— Data listing —
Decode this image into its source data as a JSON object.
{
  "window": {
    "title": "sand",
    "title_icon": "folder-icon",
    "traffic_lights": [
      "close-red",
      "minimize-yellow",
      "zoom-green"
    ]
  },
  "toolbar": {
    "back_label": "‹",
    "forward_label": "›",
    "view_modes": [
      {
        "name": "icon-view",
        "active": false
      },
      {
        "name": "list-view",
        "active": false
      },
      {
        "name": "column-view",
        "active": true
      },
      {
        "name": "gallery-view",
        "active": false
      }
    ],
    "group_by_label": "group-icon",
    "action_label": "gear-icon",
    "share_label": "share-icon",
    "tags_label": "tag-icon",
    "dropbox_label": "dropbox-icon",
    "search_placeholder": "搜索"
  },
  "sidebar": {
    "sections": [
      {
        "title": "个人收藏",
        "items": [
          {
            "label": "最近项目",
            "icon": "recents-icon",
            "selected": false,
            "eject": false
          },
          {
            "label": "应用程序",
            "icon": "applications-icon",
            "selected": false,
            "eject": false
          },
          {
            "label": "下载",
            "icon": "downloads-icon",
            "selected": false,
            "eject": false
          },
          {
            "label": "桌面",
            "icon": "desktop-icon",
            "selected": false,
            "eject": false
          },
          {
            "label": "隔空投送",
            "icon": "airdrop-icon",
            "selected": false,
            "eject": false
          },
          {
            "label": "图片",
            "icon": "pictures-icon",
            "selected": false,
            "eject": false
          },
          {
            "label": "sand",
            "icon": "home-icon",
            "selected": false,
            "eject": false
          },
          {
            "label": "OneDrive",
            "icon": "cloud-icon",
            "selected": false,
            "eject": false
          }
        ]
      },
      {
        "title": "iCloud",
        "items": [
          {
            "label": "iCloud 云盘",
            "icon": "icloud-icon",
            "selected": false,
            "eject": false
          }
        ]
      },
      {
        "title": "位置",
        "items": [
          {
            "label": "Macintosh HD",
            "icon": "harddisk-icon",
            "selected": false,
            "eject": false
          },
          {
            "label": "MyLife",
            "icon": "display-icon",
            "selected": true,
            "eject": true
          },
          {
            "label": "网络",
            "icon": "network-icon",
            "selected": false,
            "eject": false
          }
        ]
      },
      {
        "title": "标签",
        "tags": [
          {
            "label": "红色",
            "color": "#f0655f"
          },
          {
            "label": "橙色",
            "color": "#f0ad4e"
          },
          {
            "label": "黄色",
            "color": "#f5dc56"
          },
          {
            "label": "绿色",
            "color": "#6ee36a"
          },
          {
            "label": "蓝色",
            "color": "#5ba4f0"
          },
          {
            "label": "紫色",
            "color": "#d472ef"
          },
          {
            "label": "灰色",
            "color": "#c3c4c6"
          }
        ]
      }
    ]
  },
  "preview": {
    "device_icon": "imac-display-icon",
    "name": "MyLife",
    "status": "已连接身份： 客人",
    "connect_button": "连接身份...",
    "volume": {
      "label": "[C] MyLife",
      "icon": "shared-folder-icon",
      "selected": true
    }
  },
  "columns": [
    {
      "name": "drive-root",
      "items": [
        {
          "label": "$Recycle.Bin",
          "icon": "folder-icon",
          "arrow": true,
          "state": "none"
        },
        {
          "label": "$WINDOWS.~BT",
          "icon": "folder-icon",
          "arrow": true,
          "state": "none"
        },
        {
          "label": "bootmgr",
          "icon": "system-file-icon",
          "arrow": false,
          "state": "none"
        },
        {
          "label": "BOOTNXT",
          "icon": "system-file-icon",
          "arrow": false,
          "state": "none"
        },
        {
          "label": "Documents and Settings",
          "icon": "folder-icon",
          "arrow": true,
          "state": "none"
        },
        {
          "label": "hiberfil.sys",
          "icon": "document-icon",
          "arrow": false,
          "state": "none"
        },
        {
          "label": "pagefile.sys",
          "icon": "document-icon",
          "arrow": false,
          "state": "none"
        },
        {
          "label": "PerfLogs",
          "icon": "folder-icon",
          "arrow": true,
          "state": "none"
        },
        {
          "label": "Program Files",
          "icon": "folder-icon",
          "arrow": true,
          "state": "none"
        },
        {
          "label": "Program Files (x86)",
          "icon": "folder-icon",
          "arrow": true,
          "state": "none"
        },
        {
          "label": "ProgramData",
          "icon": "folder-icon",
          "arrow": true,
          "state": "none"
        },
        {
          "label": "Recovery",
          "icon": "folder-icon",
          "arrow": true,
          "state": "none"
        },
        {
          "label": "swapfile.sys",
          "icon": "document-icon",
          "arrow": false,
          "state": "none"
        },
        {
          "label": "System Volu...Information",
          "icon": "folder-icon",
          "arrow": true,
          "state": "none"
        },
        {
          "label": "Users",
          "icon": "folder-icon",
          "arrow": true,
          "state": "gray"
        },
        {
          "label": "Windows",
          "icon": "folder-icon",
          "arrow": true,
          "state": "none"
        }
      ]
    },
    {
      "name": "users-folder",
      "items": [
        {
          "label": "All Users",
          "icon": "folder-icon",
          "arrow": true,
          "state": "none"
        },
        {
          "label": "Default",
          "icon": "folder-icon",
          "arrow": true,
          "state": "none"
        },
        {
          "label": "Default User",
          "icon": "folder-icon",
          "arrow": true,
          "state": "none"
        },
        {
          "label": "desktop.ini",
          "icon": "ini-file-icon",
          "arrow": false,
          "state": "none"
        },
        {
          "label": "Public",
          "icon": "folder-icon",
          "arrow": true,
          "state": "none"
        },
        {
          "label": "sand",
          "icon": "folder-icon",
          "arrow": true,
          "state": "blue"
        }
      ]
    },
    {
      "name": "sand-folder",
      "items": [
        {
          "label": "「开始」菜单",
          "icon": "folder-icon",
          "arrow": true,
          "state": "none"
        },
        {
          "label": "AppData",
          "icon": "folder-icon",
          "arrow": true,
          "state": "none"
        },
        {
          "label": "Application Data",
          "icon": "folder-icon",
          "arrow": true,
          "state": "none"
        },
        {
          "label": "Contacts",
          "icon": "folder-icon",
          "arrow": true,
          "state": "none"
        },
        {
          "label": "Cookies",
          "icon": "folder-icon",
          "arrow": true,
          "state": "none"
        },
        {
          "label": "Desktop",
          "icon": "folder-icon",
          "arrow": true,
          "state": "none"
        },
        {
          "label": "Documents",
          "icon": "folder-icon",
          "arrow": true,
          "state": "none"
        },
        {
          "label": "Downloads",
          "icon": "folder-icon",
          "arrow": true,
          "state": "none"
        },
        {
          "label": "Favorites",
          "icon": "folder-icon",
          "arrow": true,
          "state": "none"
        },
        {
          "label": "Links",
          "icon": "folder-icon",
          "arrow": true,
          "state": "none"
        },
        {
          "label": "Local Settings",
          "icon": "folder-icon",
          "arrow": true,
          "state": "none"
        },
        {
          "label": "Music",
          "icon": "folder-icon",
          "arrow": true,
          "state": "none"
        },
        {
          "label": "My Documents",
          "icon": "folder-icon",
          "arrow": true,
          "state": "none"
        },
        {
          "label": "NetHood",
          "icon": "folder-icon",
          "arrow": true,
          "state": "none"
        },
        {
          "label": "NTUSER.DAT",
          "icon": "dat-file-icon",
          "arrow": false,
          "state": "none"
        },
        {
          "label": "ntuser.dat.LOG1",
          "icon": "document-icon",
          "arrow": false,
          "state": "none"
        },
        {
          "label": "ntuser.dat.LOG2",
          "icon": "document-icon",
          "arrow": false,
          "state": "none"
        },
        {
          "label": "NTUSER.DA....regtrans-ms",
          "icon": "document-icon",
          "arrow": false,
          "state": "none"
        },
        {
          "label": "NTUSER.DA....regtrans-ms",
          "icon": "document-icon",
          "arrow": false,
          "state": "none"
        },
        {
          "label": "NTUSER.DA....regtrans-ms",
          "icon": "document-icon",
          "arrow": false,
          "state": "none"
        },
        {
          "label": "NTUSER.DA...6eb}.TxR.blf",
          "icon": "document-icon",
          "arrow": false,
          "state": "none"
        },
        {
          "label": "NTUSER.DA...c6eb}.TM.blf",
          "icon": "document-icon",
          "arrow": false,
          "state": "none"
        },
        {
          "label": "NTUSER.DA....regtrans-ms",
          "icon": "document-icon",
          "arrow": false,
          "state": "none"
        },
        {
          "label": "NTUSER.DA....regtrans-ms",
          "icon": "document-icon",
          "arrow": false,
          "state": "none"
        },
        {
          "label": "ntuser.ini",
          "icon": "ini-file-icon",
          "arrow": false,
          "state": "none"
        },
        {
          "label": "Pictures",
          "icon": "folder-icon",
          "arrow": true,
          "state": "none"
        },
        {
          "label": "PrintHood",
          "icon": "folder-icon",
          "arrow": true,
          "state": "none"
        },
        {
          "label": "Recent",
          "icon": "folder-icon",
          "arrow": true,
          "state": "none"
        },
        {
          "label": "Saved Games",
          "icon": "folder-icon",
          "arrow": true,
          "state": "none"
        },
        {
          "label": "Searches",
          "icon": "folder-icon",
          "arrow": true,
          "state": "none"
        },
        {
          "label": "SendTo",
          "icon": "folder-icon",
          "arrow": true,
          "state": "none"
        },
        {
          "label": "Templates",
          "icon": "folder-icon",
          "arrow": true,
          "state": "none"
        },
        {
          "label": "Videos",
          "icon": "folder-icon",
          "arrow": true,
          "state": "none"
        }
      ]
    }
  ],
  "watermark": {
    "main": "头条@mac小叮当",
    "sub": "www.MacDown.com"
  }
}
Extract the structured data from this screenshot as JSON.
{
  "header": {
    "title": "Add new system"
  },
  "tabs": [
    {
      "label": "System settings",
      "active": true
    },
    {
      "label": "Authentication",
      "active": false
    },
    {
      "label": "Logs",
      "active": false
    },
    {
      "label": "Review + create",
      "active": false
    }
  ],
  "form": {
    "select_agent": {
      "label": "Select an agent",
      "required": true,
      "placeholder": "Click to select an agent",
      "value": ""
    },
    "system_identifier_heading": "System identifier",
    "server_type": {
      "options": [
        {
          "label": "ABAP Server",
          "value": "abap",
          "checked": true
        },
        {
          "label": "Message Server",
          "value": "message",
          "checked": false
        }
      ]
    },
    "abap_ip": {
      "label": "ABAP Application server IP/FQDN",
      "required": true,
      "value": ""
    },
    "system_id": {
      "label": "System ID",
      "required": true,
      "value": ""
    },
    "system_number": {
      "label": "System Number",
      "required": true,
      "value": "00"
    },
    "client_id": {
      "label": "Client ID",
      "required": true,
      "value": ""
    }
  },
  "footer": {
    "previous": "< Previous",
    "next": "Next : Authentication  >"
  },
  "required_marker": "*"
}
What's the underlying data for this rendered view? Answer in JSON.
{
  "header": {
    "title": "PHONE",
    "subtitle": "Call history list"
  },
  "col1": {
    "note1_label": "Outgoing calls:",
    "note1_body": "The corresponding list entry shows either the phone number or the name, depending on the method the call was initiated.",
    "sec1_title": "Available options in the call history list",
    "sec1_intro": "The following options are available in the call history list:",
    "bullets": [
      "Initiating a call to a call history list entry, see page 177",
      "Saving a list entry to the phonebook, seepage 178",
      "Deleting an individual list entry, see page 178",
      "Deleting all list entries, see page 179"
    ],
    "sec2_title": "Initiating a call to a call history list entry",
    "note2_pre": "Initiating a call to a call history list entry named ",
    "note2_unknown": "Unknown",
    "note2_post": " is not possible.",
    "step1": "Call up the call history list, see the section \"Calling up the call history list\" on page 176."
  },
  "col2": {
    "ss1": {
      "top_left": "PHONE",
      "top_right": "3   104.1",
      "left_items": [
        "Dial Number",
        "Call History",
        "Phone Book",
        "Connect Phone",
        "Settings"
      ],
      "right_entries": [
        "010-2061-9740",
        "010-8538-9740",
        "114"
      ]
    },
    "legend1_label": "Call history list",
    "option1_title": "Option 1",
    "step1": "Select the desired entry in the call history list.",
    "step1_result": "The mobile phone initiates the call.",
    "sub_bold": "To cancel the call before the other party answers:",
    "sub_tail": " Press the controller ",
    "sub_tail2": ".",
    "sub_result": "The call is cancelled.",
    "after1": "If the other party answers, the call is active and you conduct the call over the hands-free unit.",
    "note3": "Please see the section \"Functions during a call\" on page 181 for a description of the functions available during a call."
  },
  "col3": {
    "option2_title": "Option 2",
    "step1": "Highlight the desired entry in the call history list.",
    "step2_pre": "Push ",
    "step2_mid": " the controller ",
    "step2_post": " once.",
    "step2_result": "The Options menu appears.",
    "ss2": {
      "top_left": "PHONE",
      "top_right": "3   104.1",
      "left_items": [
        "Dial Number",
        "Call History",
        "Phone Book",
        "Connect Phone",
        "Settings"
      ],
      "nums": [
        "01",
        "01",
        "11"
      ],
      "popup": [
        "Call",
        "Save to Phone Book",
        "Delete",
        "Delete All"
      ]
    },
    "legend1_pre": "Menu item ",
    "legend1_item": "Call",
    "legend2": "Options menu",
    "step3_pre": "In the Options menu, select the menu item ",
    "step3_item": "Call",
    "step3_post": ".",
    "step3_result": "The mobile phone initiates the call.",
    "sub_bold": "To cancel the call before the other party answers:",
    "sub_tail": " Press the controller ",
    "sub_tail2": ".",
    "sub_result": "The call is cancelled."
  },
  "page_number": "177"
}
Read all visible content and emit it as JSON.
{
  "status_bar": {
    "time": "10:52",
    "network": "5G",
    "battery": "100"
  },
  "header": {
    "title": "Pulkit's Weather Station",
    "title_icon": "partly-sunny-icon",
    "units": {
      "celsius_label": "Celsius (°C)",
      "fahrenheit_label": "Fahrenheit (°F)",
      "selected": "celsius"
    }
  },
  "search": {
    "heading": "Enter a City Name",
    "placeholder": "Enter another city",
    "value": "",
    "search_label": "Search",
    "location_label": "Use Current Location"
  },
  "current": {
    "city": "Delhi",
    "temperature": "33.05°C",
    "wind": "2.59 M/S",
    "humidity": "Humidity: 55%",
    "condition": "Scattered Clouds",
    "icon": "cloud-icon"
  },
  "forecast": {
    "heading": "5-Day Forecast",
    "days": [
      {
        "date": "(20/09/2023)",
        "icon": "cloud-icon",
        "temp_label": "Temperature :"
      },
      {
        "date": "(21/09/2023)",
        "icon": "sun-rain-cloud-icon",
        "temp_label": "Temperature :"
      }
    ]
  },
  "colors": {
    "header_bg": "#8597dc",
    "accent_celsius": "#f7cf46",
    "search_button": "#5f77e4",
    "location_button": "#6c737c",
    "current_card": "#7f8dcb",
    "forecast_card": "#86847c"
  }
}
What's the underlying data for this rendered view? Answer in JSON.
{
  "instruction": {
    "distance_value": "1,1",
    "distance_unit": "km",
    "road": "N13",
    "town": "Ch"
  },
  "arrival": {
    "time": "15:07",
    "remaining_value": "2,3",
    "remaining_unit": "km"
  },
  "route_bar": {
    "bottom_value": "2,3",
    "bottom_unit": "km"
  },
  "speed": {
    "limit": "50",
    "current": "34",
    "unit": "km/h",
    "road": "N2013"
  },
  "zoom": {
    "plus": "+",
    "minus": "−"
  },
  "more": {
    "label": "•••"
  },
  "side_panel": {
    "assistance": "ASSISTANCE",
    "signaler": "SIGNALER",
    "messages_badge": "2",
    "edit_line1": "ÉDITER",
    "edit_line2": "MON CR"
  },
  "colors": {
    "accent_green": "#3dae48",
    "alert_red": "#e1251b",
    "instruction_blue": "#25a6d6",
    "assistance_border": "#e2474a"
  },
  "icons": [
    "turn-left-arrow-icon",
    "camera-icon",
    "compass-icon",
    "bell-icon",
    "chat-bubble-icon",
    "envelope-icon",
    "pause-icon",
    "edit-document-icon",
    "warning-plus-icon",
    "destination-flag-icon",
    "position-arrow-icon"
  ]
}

— The task —
Copy out each line of the listing that holds "cancelled".

— Final result —
    "sub_result": "The call is cancelled.",
    "sub_result": "The call is cancelled."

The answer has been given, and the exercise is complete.